▶ **WHAT IS EXPECTED**
Below are some entries; can you quote all of them exactly?
start
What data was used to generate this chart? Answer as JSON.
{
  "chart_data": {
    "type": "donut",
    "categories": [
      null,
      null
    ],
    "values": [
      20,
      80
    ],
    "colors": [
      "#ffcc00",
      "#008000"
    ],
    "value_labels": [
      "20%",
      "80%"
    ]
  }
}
end
▶ **ANSWER TO THIS EXERCISE**
What data was used to generate this chart? Answer as JSON.
{
  "chart_data": {
    "type": "donut",
    "categories": [
      null,
      null
    ],
    "values": [
      20,
      80
    ],
    "colors": [
      "#ffcc00",
      "#008000"
    ],
    "value_labels": [
      "20%",
      "80%"
    ]
  }
}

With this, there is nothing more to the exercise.